◆ **EXERCISE REQUIREMENTS**: Write every record out again exactly, and keep images out of it.

◆ **LISTED ENTRIES**:
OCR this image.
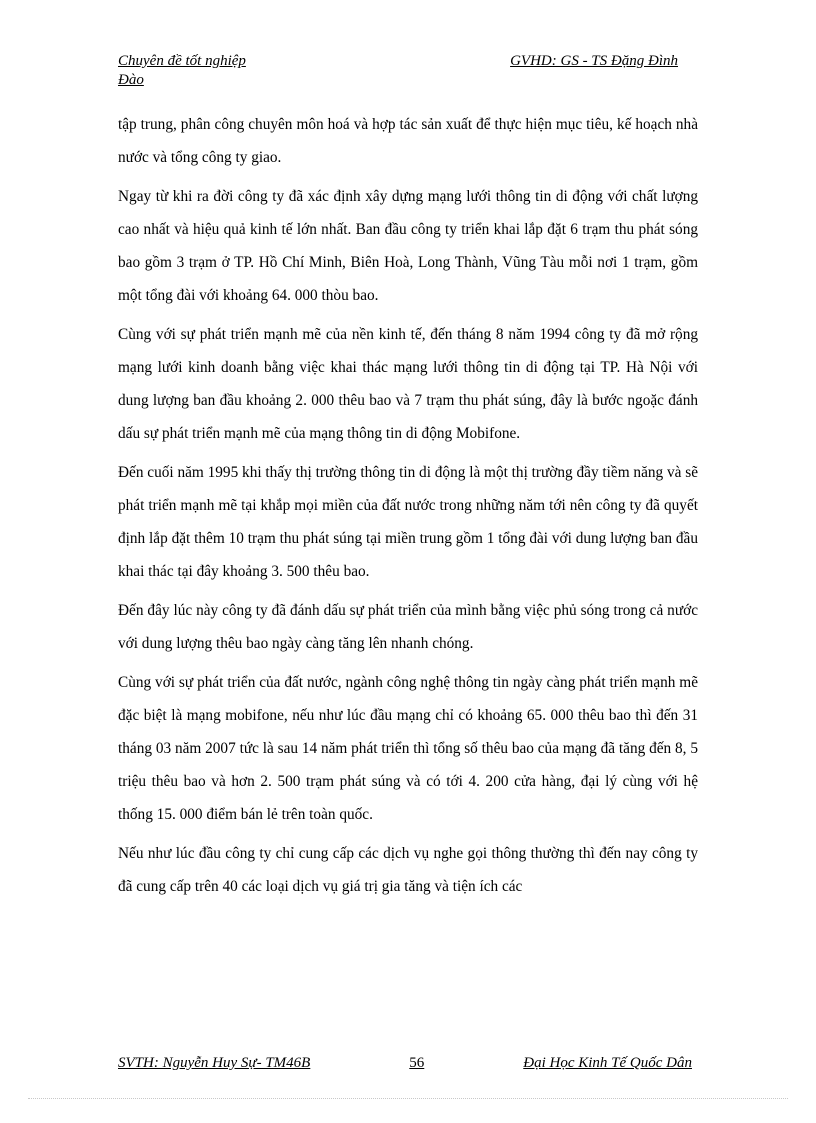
Chuyên đề tốt nghiệp	GVHD: GS - TS Đặng Đình
Đào

tập trung, phân công chuyên môn hoá và hợp tác sản xuất để thực hiện mục tiêu, kế hoạch nhà nước và tổng công ty giao.

Ngay từ khi ra đời công ty đã xác định xây dựng mạng lưới thông tin di động với chất lượng cao nhất và hiệu quả kinh tế lớn nhất. Ban đầu công ty triển khai lắp đặt 6 trạm thu phát sóng bao gồm 3 trạm ở TP. Hồ Chí Minh, Biên Hoà, Long Thành, Vũng Tàu mỗi nơi 1 trạm, gồm một tổng đài với khoảng 64. 000 thòu bao.

Cùng với sự phát triển mạnh mẽ của nền kinh tế, đến tháng 8 năm 1994 công ty đã mở rộng mạng lưới kinh doanh bằng việc khai thác mạng lưới thông tin di động tại TP. Hà Nội với dung lượng ban đầu khoảng 2. 000 thêu bao và 7 trạm thu phát súng, đây là bước ngoặc đánh dấu sự phát triển mạnh mẽ của mạng thông tin di động Mobifone.

Đến cuối năm 1995 khi thấy thị trường thông tin di động là một thị trường đầy tiềm năng và sẽ phát triển mạnh mẽ tại khắp mọi miền của đất nước trong những năm tới nên công ty đã quyết định lắp đặt thêm 10 trạm thu phát súng tại miền trung gồm 1 tổng đài với dung lượng ban đầu khai thác tại đây khoảng 3. 500 thêu bao.

Đến đây lúc này công ty đã đánh dấu sự phát triển của mình bằng việc phủ sóng trong cả nước với dung lượng thêu bao ngày càng tăng lên nhanh chóng.

Cùng với sự phát triển của đất nước, ngành công nghệ thông tin ngày càng phát triển mạnh mẽ đặc biệt là mạng mobifone, nếu như lúc đầu mạng chỉ có khoảng 65. 000 thêu bao thì đến 31 tháng 03 năm 2007 tức là sau 14 năm phát triển thì tổng số thêu bao của mạng đã tăng đến 8, 5 triệu thêu bao và hơn 2. 500 trạm phát súng và có tới 4. 200 cửa hàng, đại lý cùng với hệ thống 15. 000 điểm bán lẻ trên toàn quốc.

Nếu như lúc đầu công ty chỉ cung cấp các dịch vụ nghe gọi thông thường thì đến nay công ty đã cung cấp trên 40 các loại dịch vụ giá trị gia tăng và tiện ích các

SVTH: Nguyễn Huy Sự- TM46B	56	Đại Học Kinh Tế Quốc Dân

◆ **CORRECT RESULT**:
OCR this image.
Chuyên đề tốt nghiệp	GVHD: GS - TS Đặng Đình
Đào

tập trung, phân công chuyên môn hoá và hợp tác sản xuất để thực hiện mục tiêu, kế hoạch nhà nước và tổng công ty giao.

Ngay từ khi ra đời công ty đã xác định xây dựng mạng lưới thông tin di động với chất lượng cao nhất và hiệu quả kinh tế lớn nhất. Ban đầu công ty triển khai lắp đặt 6 trạm thu phát sóng bao gồm 3 trạm ở TP. Hồ Chí Minh, Biên Hoà, Long Thành, Vũng Tàu mỗi nơi 1 trạm, gồm một tổng đài với khoảng 64. 000 thòu bao.

Cùng với sự phát triển mạnh mẽ của nền kinh tế, đến tháng 8 năm 1994 công ty đã mở rộng mạng lưới kinh doanh bằng việc khai thác mạng lưới thông tin di động tại TP. Hà Nội với dung lượng ban đầu khoảng 2. 000 thêu bao và 7 trạm thu phát súng, đây là bước ngoặc đánh dấu sự phát triển mạnh mẽ của mạng thông tin di động Mobifone.

Đến cuối năm 1995 khi thấy thị trường thông tin di động là một thị trường đầy tiềm năng và sẽ phát triển mạnh mẽ tại khắp mọi miền của đất nước trong những năm tới nên công ty đã quyết định lắp đặt thêm 10 trạm thu phát súng tại miền trung gồm 1 tổng đài với dung lượng ban đầu khai thác tại đây khoảng 3. 500 thêu bao.

Đến đây lúc này công ty đã đánh dấu sự phát triển của mình bằng việc phủ sóng trong cả nước với dung lượng thêu bao ngày càng tăng lên nhanh chóng.

Cùng với sự phát triển của đất nước, ngành công nghệ thông tin ngày càng phát triển mạnh mẽ đặc biệt là mạng mobifone, nếu như lúc đầu mạng chỉ có khoảng 65. 000 thêu bao thì đến 31 tháng 03 năm 2007 tức là sau 14 năm phát triển thì tổng số thêu bao của mạng đã tăng đến 8, 5 triệu thêu bao và hơn 2. 500 trạm phát súng và có tới 4. 200 cửa hàng, đại lý cùng với hệ thống 15. 000 điểm bán lẻ trên toàn quốc.

Nếu như lúc đầu công ty chỉ cung cấp các dịch vụ nghe gọi thông thường thì đến nay công ty đã cung cấp trên 40 các loại dịch vụ giá trị gia tăng và tiện ích các

SVTH: Nguyễn Huy Sự- TM46B	56	Đại Học Kinh Tế Quốc Dân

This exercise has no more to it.